(Stored items)
================
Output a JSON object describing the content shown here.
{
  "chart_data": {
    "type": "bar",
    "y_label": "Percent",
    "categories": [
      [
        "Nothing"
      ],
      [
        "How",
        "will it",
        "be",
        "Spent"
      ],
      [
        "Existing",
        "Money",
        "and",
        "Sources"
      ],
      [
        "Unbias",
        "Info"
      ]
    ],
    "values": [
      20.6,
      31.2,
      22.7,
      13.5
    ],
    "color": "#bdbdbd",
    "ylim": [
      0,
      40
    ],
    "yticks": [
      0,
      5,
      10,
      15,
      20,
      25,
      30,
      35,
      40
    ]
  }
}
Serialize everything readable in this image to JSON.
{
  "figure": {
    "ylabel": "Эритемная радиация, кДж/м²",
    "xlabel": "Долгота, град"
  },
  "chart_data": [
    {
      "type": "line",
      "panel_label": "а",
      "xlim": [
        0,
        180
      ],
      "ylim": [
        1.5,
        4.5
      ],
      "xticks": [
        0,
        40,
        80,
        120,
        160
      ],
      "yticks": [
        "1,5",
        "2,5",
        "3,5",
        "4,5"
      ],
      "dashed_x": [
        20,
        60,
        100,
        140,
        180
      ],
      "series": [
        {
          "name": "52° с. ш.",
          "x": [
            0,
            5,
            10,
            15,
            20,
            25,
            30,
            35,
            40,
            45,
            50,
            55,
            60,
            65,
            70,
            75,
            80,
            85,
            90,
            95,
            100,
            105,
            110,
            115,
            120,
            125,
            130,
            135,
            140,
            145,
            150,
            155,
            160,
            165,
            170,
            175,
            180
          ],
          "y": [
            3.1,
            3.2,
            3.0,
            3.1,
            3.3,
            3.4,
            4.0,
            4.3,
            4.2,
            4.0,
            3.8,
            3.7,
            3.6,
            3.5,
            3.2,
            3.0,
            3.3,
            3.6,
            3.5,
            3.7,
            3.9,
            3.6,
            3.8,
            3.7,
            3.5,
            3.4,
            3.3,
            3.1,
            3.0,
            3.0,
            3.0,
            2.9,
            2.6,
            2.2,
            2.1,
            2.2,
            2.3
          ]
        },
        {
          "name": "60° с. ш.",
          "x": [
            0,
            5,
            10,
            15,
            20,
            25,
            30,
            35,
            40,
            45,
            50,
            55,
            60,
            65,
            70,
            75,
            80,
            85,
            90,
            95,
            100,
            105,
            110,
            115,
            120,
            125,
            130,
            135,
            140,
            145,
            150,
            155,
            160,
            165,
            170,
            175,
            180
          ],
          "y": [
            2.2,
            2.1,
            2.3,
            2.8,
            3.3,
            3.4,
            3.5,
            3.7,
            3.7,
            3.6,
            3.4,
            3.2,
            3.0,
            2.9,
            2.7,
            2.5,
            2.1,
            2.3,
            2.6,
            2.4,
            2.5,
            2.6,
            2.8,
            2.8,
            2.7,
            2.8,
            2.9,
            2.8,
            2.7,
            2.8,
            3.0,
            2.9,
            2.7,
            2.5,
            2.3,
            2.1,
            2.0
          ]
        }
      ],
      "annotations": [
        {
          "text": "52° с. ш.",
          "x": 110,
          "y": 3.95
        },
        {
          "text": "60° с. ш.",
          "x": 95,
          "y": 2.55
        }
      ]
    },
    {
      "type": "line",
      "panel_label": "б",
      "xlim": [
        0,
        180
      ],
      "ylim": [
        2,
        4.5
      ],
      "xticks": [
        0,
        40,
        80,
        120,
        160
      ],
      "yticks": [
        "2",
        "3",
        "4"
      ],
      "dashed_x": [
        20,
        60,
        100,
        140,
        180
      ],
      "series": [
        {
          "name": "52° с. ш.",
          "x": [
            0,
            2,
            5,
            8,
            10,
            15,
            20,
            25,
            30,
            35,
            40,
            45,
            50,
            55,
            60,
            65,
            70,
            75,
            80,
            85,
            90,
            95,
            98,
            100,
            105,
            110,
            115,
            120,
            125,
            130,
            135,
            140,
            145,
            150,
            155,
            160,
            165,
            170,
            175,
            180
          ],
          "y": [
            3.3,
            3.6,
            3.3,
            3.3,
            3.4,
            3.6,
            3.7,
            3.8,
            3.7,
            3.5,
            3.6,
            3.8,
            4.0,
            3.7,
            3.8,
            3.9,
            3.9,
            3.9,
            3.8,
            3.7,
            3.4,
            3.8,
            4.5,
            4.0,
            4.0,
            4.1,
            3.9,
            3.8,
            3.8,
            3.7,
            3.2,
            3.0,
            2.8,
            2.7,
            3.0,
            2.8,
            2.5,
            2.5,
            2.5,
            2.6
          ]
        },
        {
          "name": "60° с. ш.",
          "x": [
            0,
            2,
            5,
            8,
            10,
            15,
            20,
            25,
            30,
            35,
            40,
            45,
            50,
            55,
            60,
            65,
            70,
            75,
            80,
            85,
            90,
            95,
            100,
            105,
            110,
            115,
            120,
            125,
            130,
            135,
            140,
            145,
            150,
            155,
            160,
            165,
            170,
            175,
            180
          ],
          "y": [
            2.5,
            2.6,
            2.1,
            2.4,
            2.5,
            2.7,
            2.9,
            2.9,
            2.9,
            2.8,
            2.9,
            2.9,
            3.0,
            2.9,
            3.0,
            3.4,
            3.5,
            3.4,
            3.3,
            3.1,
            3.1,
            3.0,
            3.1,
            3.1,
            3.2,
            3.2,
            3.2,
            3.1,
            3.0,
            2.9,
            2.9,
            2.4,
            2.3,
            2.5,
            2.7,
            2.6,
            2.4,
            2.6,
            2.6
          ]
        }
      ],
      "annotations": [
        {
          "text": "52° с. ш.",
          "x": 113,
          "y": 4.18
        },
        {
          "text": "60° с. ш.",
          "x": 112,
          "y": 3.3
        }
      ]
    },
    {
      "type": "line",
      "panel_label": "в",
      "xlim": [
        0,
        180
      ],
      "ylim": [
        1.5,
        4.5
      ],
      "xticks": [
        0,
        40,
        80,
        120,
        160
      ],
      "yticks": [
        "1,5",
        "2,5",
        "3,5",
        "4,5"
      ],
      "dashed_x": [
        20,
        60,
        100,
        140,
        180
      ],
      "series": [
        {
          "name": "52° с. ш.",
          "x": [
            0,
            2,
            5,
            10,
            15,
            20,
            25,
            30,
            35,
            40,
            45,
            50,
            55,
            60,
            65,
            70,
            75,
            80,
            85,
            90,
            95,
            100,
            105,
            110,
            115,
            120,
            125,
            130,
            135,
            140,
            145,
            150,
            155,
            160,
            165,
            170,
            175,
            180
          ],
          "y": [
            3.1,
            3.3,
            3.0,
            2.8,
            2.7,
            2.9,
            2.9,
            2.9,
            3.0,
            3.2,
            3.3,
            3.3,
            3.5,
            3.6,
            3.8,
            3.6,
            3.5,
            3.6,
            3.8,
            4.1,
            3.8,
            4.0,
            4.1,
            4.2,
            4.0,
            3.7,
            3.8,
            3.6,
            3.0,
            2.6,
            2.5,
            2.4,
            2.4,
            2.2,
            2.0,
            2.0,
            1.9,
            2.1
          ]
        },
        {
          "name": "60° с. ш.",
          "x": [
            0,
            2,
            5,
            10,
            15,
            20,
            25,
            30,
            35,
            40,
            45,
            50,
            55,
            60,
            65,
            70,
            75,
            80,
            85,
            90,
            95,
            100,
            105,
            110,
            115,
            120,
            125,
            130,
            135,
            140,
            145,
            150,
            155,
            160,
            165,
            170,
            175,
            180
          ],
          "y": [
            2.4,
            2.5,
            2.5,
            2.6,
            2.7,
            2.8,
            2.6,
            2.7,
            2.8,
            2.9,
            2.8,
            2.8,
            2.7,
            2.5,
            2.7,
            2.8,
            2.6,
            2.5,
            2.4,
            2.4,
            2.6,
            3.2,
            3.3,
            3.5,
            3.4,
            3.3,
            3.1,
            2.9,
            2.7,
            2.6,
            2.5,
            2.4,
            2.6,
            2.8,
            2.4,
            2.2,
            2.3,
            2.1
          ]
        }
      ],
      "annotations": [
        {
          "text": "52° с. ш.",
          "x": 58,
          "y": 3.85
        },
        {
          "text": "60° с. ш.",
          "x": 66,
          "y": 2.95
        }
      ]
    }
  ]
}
================
REQUIRED TASK: Extract every line that has the string "JSON" in it.

SOLUTION FOR THIS EXERCISE:
Output a JSON object describing the content shown here.
Serialize everything readable in this image to JSON.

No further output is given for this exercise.